BEGIN Supplied records
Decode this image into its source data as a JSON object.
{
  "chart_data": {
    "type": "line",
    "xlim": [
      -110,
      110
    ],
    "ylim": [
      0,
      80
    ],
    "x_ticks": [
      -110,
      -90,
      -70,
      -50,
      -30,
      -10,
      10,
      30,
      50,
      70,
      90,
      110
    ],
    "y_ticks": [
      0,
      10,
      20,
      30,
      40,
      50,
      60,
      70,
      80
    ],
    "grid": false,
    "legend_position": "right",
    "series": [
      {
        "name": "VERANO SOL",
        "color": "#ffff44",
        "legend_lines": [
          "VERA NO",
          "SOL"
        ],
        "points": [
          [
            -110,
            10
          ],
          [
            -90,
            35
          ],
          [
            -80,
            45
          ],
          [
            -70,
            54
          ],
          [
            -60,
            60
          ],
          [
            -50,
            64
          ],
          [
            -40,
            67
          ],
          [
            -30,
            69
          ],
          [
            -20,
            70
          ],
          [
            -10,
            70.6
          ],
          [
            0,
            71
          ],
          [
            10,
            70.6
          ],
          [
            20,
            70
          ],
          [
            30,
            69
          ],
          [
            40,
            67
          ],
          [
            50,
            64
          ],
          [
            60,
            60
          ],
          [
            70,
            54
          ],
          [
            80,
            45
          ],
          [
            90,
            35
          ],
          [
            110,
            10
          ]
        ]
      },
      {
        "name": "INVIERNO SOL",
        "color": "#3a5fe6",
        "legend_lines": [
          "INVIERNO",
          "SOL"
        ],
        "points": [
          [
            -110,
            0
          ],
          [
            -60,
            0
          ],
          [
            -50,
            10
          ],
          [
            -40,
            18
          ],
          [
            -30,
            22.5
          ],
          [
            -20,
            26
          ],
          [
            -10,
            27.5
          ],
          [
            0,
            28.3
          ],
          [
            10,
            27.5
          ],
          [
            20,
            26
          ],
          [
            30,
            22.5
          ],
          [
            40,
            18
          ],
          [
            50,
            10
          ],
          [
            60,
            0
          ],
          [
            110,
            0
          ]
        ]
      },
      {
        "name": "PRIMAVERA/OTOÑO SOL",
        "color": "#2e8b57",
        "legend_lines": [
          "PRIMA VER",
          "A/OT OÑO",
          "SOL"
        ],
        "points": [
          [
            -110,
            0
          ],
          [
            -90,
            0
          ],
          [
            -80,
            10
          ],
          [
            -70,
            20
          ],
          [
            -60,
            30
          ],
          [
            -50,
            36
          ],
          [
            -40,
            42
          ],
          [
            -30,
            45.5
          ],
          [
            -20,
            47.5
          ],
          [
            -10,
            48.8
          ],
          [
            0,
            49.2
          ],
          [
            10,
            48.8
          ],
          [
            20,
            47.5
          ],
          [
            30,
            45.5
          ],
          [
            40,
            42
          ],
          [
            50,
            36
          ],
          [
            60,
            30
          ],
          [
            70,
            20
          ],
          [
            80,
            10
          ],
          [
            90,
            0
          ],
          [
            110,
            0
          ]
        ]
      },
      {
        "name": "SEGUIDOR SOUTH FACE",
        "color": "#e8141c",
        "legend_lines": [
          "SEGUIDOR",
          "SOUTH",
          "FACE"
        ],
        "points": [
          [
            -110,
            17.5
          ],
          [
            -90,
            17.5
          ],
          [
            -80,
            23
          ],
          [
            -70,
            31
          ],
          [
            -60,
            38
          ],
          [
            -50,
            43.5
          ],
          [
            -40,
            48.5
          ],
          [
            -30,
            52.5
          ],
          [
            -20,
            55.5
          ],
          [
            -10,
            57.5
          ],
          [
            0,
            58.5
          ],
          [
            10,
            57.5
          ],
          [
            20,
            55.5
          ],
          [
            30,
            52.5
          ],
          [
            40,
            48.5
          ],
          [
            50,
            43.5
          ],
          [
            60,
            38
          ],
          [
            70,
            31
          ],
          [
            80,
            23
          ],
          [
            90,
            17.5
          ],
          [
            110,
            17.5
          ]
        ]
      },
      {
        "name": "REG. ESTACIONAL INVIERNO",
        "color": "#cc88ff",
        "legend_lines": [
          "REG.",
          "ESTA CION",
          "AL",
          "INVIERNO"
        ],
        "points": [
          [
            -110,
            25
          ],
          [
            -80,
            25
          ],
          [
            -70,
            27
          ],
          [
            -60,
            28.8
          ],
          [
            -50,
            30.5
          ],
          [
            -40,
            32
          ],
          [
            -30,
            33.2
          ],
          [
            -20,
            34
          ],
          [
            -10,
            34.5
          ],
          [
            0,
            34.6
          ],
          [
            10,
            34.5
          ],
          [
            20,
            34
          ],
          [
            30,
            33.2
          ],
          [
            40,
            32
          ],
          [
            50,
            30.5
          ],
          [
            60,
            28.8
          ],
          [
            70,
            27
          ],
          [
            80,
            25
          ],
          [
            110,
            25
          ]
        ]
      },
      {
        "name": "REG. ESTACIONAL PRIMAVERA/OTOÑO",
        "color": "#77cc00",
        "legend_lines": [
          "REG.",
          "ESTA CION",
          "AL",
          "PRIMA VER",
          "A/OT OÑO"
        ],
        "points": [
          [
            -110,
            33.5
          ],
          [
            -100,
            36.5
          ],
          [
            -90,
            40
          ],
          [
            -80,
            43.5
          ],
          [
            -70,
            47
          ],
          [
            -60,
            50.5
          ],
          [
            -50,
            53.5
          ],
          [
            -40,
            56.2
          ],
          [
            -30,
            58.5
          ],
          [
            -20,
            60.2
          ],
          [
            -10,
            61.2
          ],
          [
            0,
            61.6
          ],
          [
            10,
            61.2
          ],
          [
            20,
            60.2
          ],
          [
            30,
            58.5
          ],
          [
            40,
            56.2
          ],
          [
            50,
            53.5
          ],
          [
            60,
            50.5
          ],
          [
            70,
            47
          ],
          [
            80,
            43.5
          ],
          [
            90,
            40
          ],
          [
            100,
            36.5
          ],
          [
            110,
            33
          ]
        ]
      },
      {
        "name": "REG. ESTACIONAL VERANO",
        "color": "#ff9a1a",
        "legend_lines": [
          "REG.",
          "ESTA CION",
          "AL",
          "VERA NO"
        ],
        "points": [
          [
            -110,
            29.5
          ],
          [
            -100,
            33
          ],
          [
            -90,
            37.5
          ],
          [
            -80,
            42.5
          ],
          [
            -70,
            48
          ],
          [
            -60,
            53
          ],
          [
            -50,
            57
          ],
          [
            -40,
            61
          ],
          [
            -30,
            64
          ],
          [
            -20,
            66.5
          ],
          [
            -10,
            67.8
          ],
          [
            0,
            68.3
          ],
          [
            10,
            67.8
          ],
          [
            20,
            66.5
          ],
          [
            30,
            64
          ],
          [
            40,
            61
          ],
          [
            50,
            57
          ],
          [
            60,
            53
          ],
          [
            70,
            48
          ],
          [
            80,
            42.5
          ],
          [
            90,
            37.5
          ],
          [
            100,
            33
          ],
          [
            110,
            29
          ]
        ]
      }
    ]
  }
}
END Supplied records
BEGIN Supplied records
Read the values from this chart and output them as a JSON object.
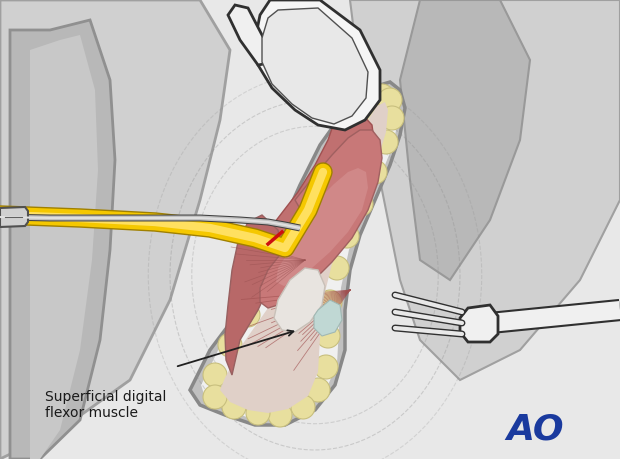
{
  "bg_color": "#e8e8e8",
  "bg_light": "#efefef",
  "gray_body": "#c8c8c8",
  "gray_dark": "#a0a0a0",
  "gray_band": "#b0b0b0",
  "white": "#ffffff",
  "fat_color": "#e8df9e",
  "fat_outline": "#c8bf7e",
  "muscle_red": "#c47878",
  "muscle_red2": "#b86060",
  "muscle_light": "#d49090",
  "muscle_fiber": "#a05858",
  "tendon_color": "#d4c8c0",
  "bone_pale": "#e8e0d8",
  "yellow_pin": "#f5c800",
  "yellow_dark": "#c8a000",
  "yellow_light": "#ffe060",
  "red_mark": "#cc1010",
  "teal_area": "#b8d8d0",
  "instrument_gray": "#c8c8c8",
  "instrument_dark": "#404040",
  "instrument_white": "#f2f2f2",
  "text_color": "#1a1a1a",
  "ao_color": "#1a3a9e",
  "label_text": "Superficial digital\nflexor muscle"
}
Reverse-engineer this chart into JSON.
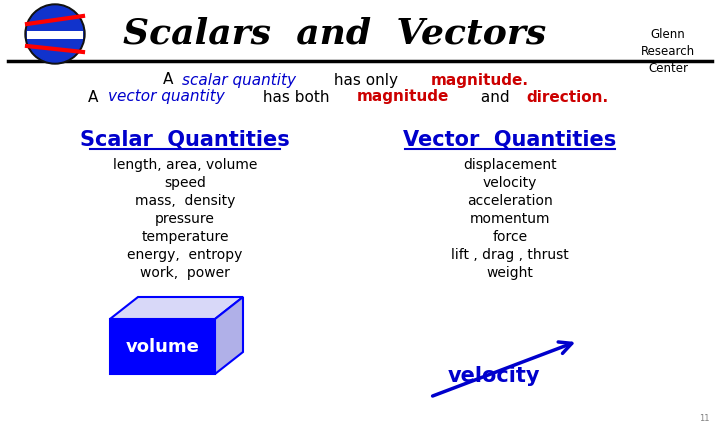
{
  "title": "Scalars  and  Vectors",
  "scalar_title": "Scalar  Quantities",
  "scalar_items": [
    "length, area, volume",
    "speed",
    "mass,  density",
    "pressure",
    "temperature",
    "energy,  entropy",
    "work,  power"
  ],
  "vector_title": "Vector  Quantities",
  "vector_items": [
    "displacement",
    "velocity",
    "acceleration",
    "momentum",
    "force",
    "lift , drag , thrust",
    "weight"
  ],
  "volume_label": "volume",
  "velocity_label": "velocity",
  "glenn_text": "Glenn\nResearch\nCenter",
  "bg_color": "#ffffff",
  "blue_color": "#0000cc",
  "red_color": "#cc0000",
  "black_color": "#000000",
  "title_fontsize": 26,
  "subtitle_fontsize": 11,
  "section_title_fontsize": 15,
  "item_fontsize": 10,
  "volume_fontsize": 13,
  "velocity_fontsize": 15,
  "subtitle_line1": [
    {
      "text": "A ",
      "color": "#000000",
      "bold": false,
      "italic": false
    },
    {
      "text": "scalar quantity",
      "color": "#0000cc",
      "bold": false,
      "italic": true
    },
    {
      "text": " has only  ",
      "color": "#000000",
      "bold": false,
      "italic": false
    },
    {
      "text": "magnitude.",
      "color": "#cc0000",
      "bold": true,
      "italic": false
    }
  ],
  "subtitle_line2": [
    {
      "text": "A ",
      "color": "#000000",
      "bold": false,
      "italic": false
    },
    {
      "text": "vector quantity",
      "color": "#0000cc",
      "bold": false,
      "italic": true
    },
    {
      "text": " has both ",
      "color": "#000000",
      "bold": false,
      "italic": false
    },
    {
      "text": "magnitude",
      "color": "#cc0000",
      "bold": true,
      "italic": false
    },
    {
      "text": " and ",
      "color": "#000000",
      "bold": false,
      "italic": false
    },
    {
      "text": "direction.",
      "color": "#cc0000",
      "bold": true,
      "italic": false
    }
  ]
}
END Supplied records
List every line above that holds the word "into".

Decode this image into its source data as a JSON object.
Reverse-engineer this chart into JSON.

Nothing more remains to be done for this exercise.